[start of EXTRACTED TEXT]

Samuel Ajibola is a Nigerian television and film actor, model and events compere. He is best known for his role as a child-actor in the Opa Williams directed movie Tears for Love, as well as his role as Spiff in the Africa Magic TV series The Johnsons. Ajibola is also famous for being the first Nigerian child actor to win the award for Best Kid Actor for three years in a row.
On March 4, 2017, he won the AMVCA (Africa Magic Viewers Choice Award) for best Actor in an M-net comedy series The Johnsons.

Early life
Ajibola was born in Mazamaza, Lagos State. He is the first of four children of Commander Lanre Ajibola and Mrs Irene Ajibola. He is of Yoruba descent and hails from Ekiti State. Ajibola began his acting career in 1995 at the age of 6 in the Opa Williams directed movie, Tears for Love. He got the role, after he had impressed his aunt, Moyinoluwa Odutayo, herself an actress, during a stage play at Church. 
He went on to feature as a child actor in other feature films including Without Love, Shame, Eye-witness, Onome II, Conspiracy, Street kids and Day of Reckoning. In 2003, he took a hiatus from acting to finish his high school education and pursue a degree in Political Science at the University of Lagos, after which he performed his National Youth Service programme. He also acquired a degree in acting from Amaka Igwe's Centre for Excellence in Film and Media Studies.

Career
In 2009, Ajibola made a return to acting in the Teco Benson produced and directed movie, The Fake Prophet alongside Grace Amah. In 2013, he featured in the MTV Base produced television series, Shuga. He has also featured in several Nigerian box office movies including Last Flight to Abuja with Omotola Jalade Ekeinde, The Antique alongside Kiki Omeili, Judith Audu and Gloria Young. As of 2016, he had played the role of Spiff, a character in the Africa Magic produced television series The Johnsons for four seasons. He also starred in the 2018 movie Merry Men: The Real Yoruba Demons.

[end of EXTRACTED TEXT]
[start of SUPPLIED RECORDS]

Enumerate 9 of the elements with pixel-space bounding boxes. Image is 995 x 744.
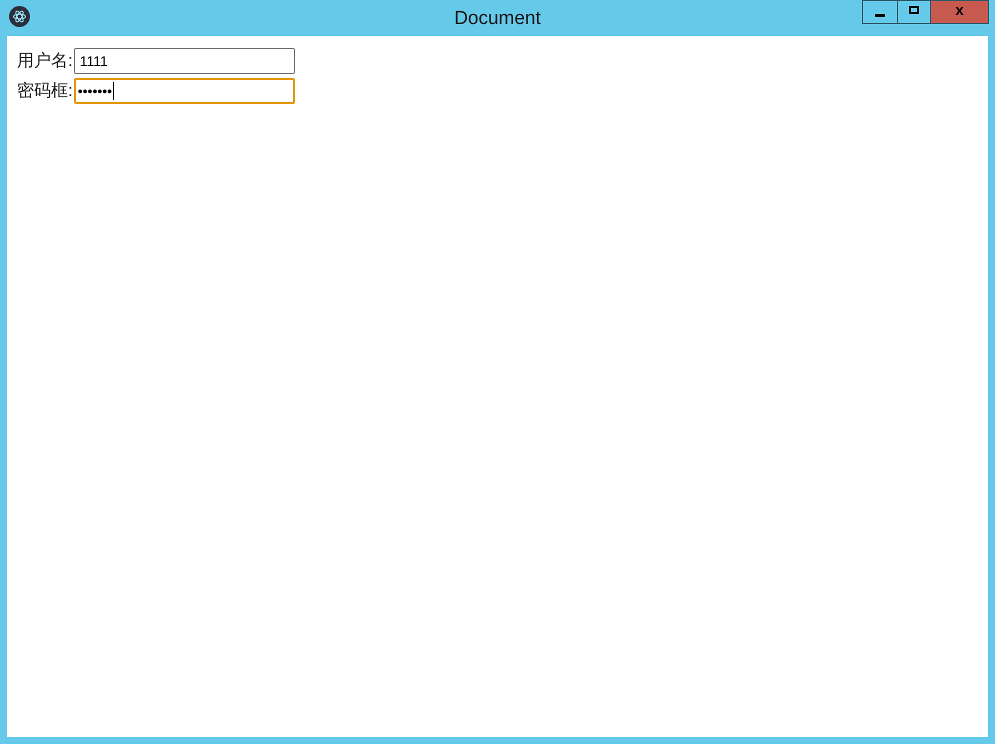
input-field[interactable]: 1111	[74, 48, 295, 74]
input-field[interactable]: •••••••	[74, 78, 295, 104]
close-button[interactable]: x	[931, 0, 989, 24]
window-title: Document	[454, 7, 541, 31]
field-label: 密码框:	[17, 80, 73, 102]
maximize-button[interactable]	[898, 0, 931, 24]
minimize-button[interactable]	[862, 0, 898, 24]
field-label: 用户名:	[17, 50, 73, 72]
app-logo-icon	[9, 6, 30, 27]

[end of SUPPLIED RECORDS]

## WHAT TO PRODUCE
Quote the part of the Samuel Ajibola biography starting at "He went on to" and ending at "and Media Studies.". The listing has nothing to do with the biography of Samuel Ajibola.

## RESULT BELOW
He went on to feature as a child actor in other feature films including Without Love, Shame, Eye-witness, Onome II, Conspiracy, Street kids and Day of Reckoning. In 2003, he took a hiatus from acting to finish his high school education and pursue a degree in Political Science at the University of Lagos, after which he performed his National Youth Service programme. He also acquired a degree in acting from Amaka Igwe's Centre for Excellence in Film and Media Studies.